• **TO BE DONE**
Every entry must be duplicated precisely as written.

* * * * *

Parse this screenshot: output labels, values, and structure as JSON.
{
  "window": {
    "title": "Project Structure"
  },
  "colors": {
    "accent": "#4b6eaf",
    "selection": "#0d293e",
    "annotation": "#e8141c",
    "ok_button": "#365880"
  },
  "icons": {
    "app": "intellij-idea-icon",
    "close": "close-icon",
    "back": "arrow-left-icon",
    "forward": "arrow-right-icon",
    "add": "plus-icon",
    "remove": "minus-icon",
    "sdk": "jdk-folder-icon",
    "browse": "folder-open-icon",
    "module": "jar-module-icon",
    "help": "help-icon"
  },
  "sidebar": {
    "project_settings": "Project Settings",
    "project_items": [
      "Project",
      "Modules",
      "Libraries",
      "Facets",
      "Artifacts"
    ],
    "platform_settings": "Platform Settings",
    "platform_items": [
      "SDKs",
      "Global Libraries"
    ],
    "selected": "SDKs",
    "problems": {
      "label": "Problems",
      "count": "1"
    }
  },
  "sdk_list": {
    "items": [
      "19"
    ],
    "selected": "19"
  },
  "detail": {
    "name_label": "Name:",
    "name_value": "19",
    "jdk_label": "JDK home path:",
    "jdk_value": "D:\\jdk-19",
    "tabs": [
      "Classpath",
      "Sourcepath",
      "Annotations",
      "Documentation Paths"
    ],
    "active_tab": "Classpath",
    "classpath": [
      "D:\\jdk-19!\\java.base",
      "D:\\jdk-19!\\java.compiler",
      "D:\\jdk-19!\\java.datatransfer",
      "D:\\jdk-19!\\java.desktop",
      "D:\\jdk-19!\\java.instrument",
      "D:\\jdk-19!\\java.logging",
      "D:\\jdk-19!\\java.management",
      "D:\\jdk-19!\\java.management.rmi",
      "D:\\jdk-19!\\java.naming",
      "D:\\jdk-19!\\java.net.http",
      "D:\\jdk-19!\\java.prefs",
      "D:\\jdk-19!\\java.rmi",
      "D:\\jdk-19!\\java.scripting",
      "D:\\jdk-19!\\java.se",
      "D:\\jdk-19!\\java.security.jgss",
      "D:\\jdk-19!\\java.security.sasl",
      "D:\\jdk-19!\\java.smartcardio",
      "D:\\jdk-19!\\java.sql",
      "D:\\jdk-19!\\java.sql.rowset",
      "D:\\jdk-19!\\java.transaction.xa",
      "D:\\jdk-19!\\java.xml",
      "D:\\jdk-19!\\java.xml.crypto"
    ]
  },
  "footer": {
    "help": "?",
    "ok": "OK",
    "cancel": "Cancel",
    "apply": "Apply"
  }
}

* * * * *

• **EXERCISE ANSWER**
Parse this screenshot: output labels, values, and structure as JSON.
{
  "window": {
    "title": "Project Structure"
  },
  "colors": {
    "accent": "#4b6eaf",
    "selection": "#0d293e",
    "annotation": "#e8141c",
    "ok_button": "#365880"
  },
  "icons": {
    "app": "intellij-idea-icon",
    "close": "close-icon",
    "back": "arrow-left-icon",
    "forward": "arrow-right-icon",
    "add": "plus-icon",
    "remove": "minus-icon",
    "sdk": "jdk-folder-icon",
    "browse": "folder-open-icon",
    "module": "jar-module-icon",
    "help": "help-icon"
  },
  "sidebar": {
    "project_settings": "Project Settings",
    "project_items": [
      "Project",
      "Modules",
      "Libraries",
      "Facets",
      "Artifacts"
    ],
    "platform_settings": "Platform Settings",
    "platform_items": [
      "SDKs",
      "Global Libraries"
    ],
    "selected": "SDKs",
    "problems": {
      "label": "Problems",
      "count": "1"
    }
  },
  "sdk_list": {
    "items": [
      "19"
    ],
    "selected": "19"
  },
  "detail": {
    "name_label": "Name:",
    "name_value": "19",
    "jdk_label": "JDK home path:",
    "jdk_value": "D:\\jdk-19",
    "tabs": [
      "Classpath",
      "Sourcepath",
      "Annotations",
      "Documentation Paths"
    ],
    "active_tab": "Classpath",
    "classpath": [
      "D:\\jdk-19!\\java.base",
      "D:\\jdk-19!\\java.compiler",
      "D:\\jdk-19!\\java.datatransfer",
      "D:\\jdk-19!\\java.desktop",
      "D:\\jdk-19!\\java.instrument",
      "D:\\jdk-19!\\java.logging",
      "D:\\jdk-19!\\java.management",
      "D:\\jdk-19!\\java.management.rmi",
      "D:\\jdk-19!\\java.naming",
      "D:\\jdk-19!\\java.net.http",
      "D:\\jdk-19!\\java.prefs",
      "D:\\jdk-19!\\java.rmi",
      "D:\\jdk-19!\\java.scripting",
      "D:\\jdk-19!\\java.se",
      "D:\\jdk-19!\\java.security.jgss",
      "D:\\jdk-19!\\java.security.sasl",
      "D:\\jdk-19!\\java.smartcardio",
      "D:\\jdk-19!\\java.sql",
      "D:\\jdk-19!\\java.sql.rowset",
      "D:\\jdk-19!\\java.transaction.xa",
      "D:\\jdk-19!\\java.xml",
      "D:\\jdk-19!\\java.xml.crypto"
    ]
  },
  "footer": {
    "help": "?",
    "ok": "OK",
    "cancel": "Cancel",
    "apply": "Apply"
  }
}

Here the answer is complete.